§ Information provided:

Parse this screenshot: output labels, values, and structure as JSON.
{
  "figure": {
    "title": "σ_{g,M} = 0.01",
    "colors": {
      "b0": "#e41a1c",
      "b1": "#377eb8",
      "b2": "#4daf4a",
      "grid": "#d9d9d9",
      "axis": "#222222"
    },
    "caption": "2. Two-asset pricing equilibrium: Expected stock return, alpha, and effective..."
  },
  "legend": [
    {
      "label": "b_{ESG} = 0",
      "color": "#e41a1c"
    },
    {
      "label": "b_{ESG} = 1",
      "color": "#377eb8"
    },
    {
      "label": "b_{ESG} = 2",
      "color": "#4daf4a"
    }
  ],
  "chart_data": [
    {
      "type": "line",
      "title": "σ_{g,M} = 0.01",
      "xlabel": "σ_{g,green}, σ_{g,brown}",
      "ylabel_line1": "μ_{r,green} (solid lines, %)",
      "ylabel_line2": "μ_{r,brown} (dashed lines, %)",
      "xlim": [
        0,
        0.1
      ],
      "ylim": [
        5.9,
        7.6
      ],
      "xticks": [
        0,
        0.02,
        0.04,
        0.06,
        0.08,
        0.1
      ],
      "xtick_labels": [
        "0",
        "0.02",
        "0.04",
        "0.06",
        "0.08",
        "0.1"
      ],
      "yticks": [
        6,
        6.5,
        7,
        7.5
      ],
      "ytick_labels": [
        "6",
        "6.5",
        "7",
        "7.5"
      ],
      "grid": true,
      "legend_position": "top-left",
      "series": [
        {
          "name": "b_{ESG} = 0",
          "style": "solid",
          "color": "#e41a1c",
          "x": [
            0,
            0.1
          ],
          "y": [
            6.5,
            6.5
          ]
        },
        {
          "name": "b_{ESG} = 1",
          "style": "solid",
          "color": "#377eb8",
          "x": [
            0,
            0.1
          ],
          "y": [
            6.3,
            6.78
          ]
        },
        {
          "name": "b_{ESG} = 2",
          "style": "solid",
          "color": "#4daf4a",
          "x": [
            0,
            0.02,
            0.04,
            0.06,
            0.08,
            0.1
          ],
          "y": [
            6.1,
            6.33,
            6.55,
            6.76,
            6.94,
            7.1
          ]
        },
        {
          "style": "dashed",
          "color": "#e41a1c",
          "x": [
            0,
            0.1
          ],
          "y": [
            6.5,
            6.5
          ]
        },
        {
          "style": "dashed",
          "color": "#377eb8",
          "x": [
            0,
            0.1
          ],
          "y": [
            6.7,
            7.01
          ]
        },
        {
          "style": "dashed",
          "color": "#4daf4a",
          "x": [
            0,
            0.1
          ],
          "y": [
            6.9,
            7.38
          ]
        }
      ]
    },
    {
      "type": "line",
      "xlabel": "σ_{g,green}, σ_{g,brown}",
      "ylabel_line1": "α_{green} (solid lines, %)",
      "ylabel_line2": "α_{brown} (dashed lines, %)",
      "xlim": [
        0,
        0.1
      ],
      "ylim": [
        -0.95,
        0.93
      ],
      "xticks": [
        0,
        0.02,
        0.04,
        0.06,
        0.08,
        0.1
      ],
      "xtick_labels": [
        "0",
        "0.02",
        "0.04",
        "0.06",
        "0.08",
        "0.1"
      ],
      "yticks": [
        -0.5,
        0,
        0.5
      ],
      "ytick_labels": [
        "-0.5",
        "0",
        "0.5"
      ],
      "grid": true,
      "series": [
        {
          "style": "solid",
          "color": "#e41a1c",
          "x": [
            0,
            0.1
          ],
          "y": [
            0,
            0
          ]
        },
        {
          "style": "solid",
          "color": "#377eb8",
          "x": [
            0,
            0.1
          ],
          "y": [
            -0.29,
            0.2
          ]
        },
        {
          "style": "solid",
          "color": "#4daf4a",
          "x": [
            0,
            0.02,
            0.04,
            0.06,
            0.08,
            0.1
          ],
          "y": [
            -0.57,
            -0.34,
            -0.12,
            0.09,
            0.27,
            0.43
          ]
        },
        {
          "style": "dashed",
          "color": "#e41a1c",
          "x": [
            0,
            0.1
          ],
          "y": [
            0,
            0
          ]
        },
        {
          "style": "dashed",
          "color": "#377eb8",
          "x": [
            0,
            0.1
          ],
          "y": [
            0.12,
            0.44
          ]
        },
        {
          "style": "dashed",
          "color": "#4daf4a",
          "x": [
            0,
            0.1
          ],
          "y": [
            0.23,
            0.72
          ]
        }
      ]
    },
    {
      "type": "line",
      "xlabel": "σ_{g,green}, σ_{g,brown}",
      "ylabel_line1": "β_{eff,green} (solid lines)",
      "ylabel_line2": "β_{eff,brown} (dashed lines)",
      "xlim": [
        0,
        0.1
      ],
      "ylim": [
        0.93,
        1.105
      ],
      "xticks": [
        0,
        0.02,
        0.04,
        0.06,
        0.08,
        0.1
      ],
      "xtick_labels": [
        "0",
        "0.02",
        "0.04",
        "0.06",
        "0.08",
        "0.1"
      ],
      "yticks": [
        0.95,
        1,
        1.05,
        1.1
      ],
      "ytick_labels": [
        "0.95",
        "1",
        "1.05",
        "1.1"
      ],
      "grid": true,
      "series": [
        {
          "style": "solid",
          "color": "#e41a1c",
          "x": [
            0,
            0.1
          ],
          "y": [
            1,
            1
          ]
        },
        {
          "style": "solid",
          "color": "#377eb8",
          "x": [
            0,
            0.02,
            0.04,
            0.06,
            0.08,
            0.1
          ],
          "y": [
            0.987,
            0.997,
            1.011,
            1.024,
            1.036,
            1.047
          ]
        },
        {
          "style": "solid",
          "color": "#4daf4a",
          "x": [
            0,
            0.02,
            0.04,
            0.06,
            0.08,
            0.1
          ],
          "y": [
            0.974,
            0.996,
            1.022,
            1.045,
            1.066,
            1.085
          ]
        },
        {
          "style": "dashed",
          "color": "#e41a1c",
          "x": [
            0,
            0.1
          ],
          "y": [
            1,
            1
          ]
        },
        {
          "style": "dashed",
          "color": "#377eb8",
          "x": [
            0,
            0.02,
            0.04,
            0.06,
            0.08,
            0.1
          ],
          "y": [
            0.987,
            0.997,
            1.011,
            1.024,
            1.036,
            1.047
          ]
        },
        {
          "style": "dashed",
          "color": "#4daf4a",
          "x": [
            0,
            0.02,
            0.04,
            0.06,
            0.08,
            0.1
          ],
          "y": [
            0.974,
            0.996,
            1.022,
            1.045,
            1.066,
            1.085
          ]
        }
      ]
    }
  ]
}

§ Task requirements:
Restate each of the entries above verbatim.

§ Solution to the exercise:
Parse this screenshot: output labels, values, and structure as JSON.
{
  "figure": {
    "title": "σ_{g,M} = 0.01",
    "colors": {
      "b0": "#e41a1c",
      "b1": "#377eb8",
      "b2": "#4daf4a",
      "grid": "#d9d9d9",
      "axis": "#222222"
    },
    "caption": "2. Two-asset pricing equilibrium: Expected stock return, alpha, and effective..."
  },
  "legend": [
    {
      "label": "b_{ESG} = 0",
      "color": "#e41a1c"
    },
    {
      "label": "b_{ESG} = 1",
      "color": "#377eb8"
    },
    {
      "label": "b_{ESG} = 2",
      "color": "#4daf4a"
    }
  ],
  "chart_data": [
    {
      "type": "line",
      "title": "σ_{g,M} = 0.01",
      "xlabel": "σ_{g,green}, σ_{g,brown}",
      "ylabel_line1": "μ_{r,green} (solid lines, %)",
      "ylabel_line2": "μ_{r,brown} (dashed lines, %)",
      "xlim": [
        0,
        0.1
      ],
      "ylim": [
        5.9,
        7.6
      ],
      "xticks": [
        0,
        0.02,
        0.04,
        0.06,
        0.08,
        0.1
      ],
      "xtick_labels": [
        "0",
        "0.02",
        "0.04",
        "0.06",
        "0.08",
        "0.1"
      ],
      "yticks": [
        6,
        6.5,
        7,
        7.5
      ],
      "ytick_labels": [
        "6",
        "6.5",
        "7",
        "7.5"
      ],
      "grid": true,
      "legend_position": "top-left",
      "series": [
        {
          "name": "b_{ESG} = 0",
          "style": "solid",
          "color": "#e41a1c",
          "x": [
            0,
            0.1
          ],
          "y": [
            6.5,
            6.5
          ]
        },
        {
          "name": "b_{ESG} = 1",
          "style": "solid",
          "color": "#377eb8",
          "x": [
            0,
            0.1
          ],
          "y": [
            6.3,
            6.78
          ]
        },
        {
          "name": "b_{ESG} = 2",
          "style": "solid",
          "color": "#4daf4a",
          "x": [
            0,
            0.02,
            0.04,
            0.06,
            0.08,
            0.1
          ],
          "y": [
            6.1,
            6.33,
            6.55,
            6.76,
            6.94,
            7.1
          ]
        },
        {
          "style": "dashed",
          "color": "#e41a1c",
          "x": [
            0,
            0.1
          ],
          "y": [
            6.5,
            6.5
          ]
        },
        {
          "style": "dashed",
          "color": "#377eb8",
          "x": [
            0,
            0.1
          ],
          "y": [
            6.7,
            7.01
          ]
        },
        {
          "style": "dashed",
          "color": "#4daf4a",
          "x": [
            0,
            0.1
          ],
          "y": [
            6.9,
            7.38
          ]
        }
      ]
    },
    {
      "type": "line",
      "xlabel": "σ_{g,green}, σ_{g,brown}",
      "ylabel_line1": "α_{green} (solid lines, %)",
      "ylabel_line2": "α_{brown} (dashed lines, %)",
      "xlim": [
        0,
        0.1
      ],
      "ylim": [
        -0.95,
        0.93
      ],
      "xticks": [
        0,
        0.02,
        0.04,
        0.06,
        0.08,
        0.1
      ],
      "xtick_labels": [
        "0",
        "0.02",
        "0.04",
        "0.06",
        "0.08",
        "0.1"
      ],
      "yticks": [
        -0.5,
        0,
        0.5
      ],
      "ytick_labels": [
        "-0.5",
        "0",
        "0.5"
      ],
      "grid": true,
      "series": [
        {
          "style": "solid",
          "color": "#e41a1c",
          "x": [
            0,
            0.1
          ],
          "y": [
            0,
            0
          ]
        },
        {
          "style": "solid",
          "color": "#377eb8",
          "x": [
            0,
            0.1
          ],
          "y": [
            -0.29,
            0.2
          ]
        },
        {
          "style": "solid",
          "color": "#4daf4a",
          "x": [
            0,
            0.02,
            0.04,
            0.06,
            0.08,
            0.1
          ],
          "y": [
            -0.57,
            -0.34,
            -0.12,
            0.09,
            0.27,
            0.43
          ]
        },
        {
          "style": "dashed",
          "color": "#e41a1c",
          "x": [
            0,
            0.1
          ],
          "y": [
            0,
            0
          ]
        },
        {
          "style": "dashed",
          "color": "#377eb8",
          "x": [
            0,
            0.1
          ],
          "y": [
            0.12,
            0.44
          ]
        },
        {
          "style": "dashed",
          "color": "#4daf4a",
          "x": [
            0,
            0.1
          ],
          "y": [
            0.23,
            0.72
          ]
        }
      ]
    },
    {
      "type": "line",
      "xlabel": "σ_{g,green}, σ_{g,brown}",
      "ylabel_line1": "β_{eff,green} (solid lines)",
      "ylabel_line2": "β_{eff,brown} (dashed lines)",
      "xlim": [
        0,
        0.1
      ],
      "ylim": [
        0.93,
        1.105
      ],
      "xticks": [
        0,
        0.02,
        0.04,
        0.06,
        0.08,
        0.1
      ],
      "xtick_labels": [
        "0",
        "0.02",
        "0.04",
        "0.06",
        "0.08",
        "0.1"
      ],
      "yticks": [
        0.95,
        1,
        1.05,
        1.1
      ],
      "ytick_labels": [
        "0.95",
        "1",
        "1.05",
        "1.1"
      ],
      "grid": true,
      "series": [
        {
          "style": "solid",
          "color": "#e41a1c",
          "x": [
            0,
            0.1
          ],
          "y": [
            1,
            1
          ]
        },
        {
          "style": "solid",
          "color": "#377eb8",
          "x": [
            0,
            0.02,
            0.04,
            0.06,
            0.08,
            0.1
          ],
          "y": [
            0.987,
            0.997,
            1.011,
            1.024,
            1.036,
            1.047
          ]
        },
        {
          "style": "solid",
          "color": "#4daf4a",
          "x": [
            0,
            0.02,
            0.04,
            0.06,
            0.08,
            0.1
          ],
          "y": [
            0.974,
            0.996,
            1.022,
            1.045,
            1.066,
            1.085
          ]
        },
        {
          "style": "dashed",
          "color": "#e41a1c",
          "x": [
            0,
            0.1
          ],
          "y": [
            1,
            1
          ]
        },
        {
          "style": "dashed",
          "color": "#377eb8",
          "x": [
            0,
            0.02,
            0.04,
            0.06,
            0.08,
            0.1
          ],
          "y": [
            0.987,
            0.997,
            1.011,
            1.024,
            1.036,
            1.047
          ]
        },
        {
          "style": "dashed",
          "color": "#4daf4a",
          "x": [
            0,
            0.02,
            0.04,
            0.06,
            0.08,
            0.1
          ],
          "y": [
            0.974,
            0.996,
            1.022,
            1.045,
            1.066,
            1.085
          ]
        }
      ]
    }
  ]
}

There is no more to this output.